Exercise description
Pick out all lines in the listing holding the string "degree" and copy them.

Material for this exercise
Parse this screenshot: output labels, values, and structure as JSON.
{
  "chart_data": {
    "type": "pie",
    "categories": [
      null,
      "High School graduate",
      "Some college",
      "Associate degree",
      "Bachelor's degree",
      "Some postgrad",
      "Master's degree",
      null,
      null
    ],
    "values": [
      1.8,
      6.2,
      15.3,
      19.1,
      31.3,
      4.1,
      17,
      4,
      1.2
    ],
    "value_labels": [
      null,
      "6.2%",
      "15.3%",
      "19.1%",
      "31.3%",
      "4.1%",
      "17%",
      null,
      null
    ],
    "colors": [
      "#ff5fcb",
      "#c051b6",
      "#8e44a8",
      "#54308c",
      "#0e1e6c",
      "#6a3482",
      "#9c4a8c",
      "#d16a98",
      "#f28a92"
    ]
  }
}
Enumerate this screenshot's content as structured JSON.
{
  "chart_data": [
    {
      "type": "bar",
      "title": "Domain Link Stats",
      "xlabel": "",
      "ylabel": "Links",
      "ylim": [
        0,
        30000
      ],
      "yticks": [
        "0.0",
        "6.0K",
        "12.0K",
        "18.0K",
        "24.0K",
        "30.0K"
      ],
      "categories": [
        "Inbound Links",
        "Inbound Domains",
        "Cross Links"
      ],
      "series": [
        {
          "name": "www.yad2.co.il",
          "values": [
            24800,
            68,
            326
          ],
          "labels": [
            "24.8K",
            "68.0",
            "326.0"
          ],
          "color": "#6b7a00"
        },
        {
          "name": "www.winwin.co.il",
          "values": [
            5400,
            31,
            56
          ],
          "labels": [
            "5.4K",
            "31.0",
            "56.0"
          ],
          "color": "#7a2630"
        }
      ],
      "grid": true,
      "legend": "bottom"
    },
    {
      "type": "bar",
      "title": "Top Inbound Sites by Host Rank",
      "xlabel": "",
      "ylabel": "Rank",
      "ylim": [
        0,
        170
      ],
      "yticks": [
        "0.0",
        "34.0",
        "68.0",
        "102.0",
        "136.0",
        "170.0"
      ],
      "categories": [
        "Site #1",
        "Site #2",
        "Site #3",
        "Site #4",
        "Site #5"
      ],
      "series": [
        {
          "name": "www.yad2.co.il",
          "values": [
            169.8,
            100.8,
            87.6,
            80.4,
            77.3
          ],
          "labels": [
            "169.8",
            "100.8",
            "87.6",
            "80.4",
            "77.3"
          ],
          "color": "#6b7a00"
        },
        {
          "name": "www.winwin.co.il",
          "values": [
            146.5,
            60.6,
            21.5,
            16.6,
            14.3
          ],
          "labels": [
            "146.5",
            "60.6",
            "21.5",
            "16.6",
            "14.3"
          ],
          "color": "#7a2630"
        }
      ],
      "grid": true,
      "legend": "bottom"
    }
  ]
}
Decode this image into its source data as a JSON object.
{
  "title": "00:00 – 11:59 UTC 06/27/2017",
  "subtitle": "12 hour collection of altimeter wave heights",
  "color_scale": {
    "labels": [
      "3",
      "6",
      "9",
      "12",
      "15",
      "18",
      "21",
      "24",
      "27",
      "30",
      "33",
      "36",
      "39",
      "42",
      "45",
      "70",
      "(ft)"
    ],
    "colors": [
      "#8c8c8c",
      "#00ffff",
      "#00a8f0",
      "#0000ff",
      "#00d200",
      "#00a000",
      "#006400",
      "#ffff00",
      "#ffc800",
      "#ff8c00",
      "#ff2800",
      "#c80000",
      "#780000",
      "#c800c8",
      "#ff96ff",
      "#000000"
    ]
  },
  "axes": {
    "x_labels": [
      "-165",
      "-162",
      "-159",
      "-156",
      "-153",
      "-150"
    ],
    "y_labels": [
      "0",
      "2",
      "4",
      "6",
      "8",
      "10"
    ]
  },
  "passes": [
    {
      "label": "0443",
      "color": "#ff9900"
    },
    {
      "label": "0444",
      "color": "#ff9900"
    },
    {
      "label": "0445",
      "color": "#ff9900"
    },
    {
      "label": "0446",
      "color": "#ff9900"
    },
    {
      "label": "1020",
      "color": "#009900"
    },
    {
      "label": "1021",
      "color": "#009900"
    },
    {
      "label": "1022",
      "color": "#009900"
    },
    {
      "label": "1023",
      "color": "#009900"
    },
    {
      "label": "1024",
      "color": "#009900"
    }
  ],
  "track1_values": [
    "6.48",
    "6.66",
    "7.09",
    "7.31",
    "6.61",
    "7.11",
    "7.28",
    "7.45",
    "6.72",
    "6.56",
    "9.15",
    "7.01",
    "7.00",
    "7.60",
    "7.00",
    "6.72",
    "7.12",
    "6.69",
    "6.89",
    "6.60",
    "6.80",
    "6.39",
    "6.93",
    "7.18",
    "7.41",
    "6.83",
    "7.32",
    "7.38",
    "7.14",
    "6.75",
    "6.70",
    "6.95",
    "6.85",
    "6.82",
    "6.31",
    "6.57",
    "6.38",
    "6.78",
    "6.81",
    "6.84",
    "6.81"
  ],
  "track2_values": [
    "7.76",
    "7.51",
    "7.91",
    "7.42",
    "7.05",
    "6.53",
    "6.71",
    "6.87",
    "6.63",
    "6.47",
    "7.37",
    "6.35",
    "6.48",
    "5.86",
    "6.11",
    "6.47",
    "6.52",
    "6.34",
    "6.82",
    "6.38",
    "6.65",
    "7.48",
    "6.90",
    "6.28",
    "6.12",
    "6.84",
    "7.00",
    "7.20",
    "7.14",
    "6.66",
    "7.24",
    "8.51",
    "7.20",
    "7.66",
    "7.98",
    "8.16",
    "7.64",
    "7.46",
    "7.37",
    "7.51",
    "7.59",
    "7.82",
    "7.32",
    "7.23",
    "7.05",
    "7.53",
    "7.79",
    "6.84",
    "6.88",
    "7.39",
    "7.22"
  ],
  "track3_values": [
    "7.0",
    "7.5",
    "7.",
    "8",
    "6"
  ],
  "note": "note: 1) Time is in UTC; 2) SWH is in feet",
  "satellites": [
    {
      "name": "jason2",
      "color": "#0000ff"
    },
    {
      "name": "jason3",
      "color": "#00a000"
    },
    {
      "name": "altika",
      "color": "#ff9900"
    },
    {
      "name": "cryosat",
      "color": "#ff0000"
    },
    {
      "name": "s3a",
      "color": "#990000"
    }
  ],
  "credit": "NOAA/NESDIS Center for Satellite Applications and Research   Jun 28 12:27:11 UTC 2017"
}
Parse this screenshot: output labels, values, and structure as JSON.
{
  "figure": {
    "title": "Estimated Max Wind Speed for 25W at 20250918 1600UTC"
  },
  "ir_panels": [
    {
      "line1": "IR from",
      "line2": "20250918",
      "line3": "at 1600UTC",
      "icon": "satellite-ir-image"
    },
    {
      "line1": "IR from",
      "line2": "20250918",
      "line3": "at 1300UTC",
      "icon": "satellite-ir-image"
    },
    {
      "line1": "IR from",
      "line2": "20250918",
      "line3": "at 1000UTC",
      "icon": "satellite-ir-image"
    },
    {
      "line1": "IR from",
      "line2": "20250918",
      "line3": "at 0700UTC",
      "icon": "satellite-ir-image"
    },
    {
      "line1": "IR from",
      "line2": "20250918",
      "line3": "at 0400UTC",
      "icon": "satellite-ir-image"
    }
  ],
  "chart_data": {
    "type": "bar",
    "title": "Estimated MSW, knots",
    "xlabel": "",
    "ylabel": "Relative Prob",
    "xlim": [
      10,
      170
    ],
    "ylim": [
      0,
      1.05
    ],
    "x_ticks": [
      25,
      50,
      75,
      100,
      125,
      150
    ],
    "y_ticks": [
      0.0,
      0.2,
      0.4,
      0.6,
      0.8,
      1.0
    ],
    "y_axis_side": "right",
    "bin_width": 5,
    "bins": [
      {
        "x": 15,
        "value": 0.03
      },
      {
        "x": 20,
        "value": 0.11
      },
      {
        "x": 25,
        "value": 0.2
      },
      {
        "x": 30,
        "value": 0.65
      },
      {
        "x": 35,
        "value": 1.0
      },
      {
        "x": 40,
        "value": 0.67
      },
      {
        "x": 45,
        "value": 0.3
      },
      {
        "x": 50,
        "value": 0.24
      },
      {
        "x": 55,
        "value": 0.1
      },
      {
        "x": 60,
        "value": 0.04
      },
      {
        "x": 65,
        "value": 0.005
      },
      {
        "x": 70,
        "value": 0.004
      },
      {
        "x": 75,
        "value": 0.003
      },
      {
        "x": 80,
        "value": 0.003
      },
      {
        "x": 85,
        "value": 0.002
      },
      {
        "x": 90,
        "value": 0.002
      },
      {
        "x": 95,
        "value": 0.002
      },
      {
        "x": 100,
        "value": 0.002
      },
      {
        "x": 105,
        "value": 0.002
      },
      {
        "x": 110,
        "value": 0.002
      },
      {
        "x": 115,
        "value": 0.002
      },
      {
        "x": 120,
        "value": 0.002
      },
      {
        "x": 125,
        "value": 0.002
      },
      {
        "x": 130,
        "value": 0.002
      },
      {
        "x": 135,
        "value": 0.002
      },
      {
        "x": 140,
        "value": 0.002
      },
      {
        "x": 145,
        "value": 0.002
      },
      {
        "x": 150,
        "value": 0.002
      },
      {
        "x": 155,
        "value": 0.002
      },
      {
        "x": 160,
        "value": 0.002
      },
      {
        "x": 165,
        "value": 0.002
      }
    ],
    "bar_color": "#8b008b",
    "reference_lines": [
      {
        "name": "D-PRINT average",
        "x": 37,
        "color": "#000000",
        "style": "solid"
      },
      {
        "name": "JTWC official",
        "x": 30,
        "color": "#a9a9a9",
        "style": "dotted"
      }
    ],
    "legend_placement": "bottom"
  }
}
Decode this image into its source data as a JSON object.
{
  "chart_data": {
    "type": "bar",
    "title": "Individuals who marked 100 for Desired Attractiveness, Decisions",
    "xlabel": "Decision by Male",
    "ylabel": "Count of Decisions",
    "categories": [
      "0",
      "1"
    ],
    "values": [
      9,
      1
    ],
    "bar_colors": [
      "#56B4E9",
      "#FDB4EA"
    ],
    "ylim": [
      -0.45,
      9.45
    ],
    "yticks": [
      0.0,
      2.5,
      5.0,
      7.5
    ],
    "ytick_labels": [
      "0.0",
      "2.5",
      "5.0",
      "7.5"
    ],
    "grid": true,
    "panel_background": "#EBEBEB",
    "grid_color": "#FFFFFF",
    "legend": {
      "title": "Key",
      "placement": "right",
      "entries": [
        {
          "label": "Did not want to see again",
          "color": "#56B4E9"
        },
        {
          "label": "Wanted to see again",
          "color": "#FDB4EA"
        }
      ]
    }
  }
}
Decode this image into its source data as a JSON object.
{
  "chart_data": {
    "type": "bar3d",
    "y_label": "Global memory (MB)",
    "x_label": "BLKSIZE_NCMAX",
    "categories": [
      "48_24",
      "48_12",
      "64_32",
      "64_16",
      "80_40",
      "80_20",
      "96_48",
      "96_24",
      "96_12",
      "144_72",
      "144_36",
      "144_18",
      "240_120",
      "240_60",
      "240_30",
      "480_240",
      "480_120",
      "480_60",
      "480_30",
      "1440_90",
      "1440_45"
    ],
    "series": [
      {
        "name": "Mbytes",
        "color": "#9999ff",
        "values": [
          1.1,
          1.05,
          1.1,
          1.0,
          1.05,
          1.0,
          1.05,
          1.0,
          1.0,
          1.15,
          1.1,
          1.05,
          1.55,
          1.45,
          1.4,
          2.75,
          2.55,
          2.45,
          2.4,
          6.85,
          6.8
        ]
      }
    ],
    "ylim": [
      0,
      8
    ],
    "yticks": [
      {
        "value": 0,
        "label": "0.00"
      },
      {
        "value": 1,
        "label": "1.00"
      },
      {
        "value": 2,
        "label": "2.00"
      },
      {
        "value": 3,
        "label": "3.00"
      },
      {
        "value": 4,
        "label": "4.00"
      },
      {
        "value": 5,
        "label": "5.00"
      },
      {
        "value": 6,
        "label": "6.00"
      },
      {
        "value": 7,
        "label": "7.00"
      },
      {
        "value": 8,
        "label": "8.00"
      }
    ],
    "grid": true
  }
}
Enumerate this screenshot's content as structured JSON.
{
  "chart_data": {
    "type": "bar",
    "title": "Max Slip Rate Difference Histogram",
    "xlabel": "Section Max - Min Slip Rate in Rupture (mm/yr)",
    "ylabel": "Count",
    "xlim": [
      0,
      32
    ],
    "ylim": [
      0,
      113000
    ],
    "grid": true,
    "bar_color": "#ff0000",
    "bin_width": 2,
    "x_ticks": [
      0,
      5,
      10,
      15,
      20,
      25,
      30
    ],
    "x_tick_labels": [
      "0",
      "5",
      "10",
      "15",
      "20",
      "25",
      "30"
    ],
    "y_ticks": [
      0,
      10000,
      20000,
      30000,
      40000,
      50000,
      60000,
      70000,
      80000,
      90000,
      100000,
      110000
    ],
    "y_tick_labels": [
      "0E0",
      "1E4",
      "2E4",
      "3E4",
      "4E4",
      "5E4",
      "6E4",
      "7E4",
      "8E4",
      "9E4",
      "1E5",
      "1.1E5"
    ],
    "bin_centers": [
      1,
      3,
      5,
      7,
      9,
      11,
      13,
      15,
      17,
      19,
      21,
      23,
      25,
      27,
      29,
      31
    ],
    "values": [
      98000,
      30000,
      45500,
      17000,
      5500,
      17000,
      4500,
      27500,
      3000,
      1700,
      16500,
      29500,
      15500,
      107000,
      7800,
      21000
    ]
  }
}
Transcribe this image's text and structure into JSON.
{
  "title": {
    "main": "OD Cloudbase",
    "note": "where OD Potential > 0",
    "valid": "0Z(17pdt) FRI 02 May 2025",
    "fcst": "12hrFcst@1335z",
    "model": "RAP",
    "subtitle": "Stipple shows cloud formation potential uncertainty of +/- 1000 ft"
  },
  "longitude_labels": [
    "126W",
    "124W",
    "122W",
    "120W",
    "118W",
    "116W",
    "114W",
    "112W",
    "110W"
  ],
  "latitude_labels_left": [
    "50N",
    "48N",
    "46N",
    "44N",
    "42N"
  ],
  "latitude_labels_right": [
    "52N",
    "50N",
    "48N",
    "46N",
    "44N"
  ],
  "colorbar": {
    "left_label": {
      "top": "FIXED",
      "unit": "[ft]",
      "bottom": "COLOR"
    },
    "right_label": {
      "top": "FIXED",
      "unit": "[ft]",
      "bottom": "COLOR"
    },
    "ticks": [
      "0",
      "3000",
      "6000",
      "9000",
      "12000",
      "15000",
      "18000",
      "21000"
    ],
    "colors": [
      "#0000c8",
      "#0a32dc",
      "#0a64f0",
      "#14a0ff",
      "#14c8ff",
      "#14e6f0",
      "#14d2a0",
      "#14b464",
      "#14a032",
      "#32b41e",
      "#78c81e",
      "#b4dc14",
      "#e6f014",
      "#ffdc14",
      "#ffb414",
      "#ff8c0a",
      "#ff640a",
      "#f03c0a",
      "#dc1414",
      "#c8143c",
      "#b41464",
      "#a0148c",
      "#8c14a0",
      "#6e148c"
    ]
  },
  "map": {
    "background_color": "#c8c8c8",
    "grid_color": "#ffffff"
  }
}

Right answer
      "Associate degree",
      "Bachelor's degree",
      "Master's degree",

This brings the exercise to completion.